To do
Collect each line containing "text".

Listed entries

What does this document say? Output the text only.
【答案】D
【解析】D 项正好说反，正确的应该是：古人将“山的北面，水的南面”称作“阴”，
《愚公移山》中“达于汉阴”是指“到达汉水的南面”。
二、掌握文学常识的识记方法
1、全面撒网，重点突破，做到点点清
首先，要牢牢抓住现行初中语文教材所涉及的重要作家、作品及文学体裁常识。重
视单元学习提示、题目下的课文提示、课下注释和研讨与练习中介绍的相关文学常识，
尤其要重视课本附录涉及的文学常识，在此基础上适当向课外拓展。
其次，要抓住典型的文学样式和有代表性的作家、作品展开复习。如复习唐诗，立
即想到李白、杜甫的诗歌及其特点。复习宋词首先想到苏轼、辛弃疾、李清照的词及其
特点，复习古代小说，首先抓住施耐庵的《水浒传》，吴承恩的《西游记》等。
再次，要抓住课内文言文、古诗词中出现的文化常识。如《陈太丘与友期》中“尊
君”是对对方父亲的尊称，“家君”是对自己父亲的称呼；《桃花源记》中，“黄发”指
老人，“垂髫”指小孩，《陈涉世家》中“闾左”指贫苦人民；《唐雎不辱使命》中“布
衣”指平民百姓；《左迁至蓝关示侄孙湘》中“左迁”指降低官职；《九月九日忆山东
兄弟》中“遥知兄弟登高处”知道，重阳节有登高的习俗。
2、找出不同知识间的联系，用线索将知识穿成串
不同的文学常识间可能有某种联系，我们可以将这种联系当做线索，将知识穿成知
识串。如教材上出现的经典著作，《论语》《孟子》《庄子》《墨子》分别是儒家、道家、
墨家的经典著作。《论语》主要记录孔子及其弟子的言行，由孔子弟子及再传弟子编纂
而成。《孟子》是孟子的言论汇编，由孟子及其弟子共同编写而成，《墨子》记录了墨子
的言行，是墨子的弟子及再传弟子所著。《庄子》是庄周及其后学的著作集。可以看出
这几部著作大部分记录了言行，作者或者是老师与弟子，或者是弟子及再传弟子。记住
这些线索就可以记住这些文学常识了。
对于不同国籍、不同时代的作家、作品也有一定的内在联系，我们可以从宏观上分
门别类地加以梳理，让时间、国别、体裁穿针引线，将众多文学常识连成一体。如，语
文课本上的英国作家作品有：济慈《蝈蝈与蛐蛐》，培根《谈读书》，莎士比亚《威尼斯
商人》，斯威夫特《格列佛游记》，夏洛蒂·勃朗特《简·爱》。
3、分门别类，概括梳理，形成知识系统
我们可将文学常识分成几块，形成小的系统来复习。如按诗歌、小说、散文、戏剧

==

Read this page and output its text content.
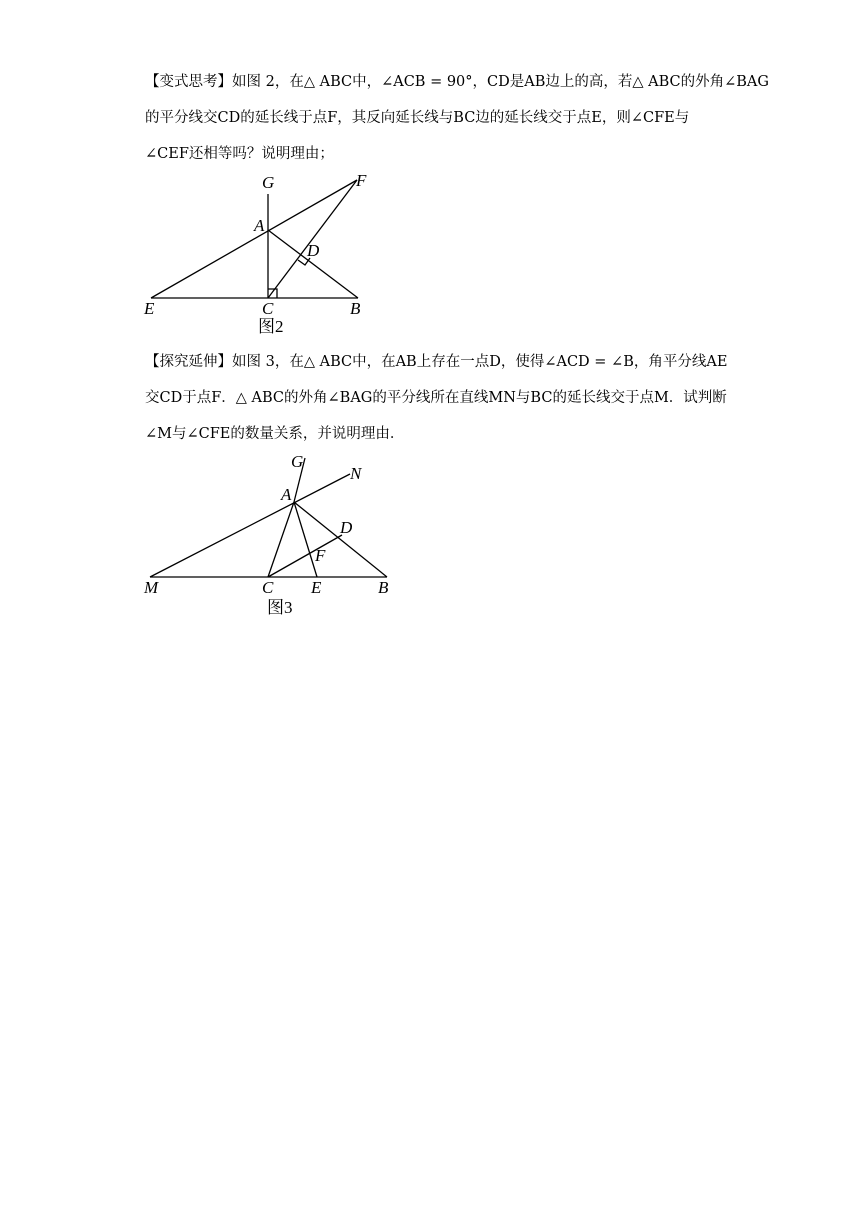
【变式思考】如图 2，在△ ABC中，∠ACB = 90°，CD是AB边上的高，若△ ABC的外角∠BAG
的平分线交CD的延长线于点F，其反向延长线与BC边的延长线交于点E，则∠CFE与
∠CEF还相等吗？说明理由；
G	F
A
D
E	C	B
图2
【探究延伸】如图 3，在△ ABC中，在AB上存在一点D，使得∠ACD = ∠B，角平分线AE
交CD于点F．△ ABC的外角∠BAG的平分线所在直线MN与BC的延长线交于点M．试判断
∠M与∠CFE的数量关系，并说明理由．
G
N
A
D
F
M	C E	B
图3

The answer
What does this document say? Output the text only.
Read this page and output its text content.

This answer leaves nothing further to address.